** Start of Available data **

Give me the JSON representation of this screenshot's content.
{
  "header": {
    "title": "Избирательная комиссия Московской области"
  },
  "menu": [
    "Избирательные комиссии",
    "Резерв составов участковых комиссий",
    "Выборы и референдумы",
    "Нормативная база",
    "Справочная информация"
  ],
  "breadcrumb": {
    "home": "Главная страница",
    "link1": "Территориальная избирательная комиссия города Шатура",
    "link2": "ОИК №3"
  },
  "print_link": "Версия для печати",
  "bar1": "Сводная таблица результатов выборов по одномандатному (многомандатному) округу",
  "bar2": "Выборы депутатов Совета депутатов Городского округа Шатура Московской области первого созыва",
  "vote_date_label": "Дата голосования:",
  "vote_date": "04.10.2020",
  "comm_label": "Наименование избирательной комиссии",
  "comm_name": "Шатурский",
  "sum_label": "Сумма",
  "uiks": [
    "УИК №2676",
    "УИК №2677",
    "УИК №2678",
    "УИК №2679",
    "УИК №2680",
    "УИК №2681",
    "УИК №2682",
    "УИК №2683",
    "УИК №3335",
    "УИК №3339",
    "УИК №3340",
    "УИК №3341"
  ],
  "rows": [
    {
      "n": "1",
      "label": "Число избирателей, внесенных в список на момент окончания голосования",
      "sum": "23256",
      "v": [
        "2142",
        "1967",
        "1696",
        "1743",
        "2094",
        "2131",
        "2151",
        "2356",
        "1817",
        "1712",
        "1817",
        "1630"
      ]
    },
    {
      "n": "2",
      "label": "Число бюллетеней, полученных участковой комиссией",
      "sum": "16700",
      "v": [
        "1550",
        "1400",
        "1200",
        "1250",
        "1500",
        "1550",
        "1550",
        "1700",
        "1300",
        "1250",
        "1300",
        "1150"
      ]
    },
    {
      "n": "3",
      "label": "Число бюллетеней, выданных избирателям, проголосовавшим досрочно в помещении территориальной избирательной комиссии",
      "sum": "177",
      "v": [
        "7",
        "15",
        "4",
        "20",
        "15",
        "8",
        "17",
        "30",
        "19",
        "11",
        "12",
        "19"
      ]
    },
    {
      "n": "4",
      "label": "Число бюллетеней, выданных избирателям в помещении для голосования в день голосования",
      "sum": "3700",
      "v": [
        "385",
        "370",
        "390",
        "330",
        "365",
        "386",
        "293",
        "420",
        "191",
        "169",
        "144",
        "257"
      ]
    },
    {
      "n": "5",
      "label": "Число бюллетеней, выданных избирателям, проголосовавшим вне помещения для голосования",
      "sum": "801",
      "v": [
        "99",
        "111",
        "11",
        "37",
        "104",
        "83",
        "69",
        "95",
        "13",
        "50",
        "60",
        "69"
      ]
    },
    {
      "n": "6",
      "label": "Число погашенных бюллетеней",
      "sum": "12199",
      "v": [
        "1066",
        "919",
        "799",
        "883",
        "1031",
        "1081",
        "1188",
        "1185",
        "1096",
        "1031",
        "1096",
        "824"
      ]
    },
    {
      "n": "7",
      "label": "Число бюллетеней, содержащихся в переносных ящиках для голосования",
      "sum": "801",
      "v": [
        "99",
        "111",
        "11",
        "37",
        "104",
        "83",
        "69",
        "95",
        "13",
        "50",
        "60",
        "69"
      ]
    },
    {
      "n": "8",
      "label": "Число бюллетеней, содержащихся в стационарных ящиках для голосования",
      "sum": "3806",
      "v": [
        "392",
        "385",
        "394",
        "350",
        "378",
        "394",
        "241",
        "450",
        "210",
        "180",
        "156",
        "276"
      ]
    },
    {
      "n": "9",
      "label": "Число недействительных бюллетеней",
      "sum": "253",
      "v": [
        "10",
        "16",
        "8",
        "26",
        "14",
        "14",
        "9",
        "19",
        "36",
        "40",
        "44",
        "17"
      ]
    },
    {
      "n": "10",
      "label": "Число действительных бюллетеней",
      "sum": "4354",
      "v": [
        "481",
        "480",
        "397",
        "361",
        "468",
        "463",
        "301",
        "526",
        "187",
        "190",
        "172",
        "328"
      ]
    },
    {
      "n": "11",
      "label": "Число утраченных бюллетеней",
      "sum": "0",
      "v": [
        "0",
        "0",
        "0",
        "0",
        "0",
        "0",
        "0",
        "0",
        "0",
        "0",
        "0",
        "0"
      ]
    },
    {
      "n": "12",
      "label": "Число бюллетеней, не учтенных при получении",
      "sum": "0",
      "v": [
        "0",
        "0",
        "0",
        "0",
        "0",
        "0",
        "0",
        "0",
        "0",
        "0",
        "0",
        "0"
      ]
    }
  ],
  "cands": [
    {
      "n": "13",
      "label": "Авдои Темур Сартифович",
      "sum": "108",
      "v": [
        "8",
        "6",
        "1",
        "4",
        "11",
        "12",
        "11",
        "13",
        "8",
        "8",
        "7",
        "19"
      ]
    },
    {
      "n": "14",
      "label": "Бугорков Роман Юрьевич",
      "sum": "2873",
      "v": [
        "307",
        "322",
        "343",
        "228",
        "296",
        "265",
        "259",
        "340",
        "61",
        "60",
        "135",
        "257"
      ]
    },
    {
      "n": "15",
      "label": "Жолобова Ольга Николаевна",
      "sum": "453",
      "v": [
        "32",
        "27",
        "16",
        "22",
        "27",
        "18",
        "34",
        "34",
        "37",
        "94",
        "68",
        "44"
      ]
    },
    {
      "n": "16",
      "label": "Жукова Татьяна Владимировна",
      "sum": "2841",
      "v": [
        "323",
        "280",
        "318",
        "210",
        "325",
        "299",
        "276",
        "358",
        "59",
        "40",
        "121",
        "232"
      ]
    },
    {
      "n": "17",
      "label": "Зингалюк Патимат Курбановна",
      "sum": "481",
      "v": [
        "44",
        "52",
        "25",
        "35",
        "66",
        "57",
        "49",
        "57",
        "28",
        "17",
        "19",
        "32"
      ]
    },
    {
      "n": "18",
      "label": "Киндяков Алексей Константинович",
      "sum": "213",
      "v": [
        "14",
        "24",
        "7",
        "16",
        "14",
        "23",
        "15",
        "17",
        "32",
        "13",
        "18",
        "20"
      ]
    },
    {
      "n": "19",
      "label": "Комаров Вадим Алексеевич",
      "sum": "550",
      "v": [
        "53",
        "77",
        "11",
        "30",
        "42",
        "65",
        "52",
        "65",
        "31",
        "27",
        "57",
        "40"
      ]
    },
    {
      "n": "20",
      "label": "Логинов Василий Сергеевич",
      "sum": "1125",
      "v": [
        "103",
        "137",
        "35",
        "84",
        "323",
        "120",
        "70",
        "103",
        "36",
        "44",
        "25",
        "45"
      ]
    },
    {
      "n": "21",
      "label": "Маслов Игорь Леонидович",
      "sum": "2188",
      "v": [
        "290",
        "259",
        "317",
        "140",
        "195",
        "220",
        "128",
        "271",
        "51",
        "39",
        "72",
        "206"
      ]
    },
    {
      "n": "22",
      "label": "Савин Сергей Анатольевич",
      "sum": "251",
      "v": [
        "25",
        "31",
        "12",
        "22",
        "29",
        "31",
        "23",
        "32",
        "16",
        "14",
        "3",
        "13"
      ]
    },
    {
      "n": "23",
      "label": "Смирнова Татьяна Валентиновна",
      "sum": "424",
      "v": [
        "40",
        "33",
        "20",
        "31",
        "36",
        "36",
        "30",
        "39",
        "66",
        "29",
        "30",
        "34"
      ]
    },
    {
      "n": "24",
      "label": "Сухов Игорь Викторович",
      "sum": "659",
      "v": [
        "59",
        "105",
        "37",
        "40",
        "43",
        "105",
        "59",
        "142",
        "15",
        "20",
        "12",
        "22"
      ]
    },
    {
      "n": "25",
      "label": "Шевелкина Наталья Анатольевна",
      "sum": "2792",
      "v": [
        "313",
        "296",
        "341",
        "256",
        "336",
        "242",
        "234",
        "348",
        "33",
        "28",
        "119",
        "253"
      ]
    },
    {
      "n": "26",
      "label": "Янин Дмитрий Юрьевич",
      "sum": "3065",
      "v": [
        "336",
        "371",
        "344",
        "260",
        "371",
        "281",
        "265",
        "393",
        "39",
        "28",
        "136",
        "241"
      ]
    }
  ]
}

** End of Available data **

Description of the task> Search the data above for the string "Число" and copy each line that has it.

Answer to this task>
      "label": "Число избирателей, внесенных в список на момент окончания голосования",
      "label": "Число бюллетеней, полученных участковой комиссией",
      "label": "Число бюллетеней, выданных избирателям, проголосовавшим досрочно в помещении территориальной избирательной комиссии",
      "label": "Число бюллетеней, выданных избирателям в помещении для голосования в день голосования",
      "label": "Число бюллетеней, выданных избирателям, проголосовавшим вне помещения для голосования",
      "label": "Число погашенных бюллетеней",
      "label": "Число бюллетеней, содержащихся в переносных ящиках для голосования",
      "label": "Число бюллетеней, содержащихся в стационарных ящиках для голосования",
      "label": "Число недействительных бюллетеней",
      "label": "Число действительных бюллетеней",
      "label": "Число утраченных бюллетеней",
      "label": "Число бюллетеней, не учтенных при получении",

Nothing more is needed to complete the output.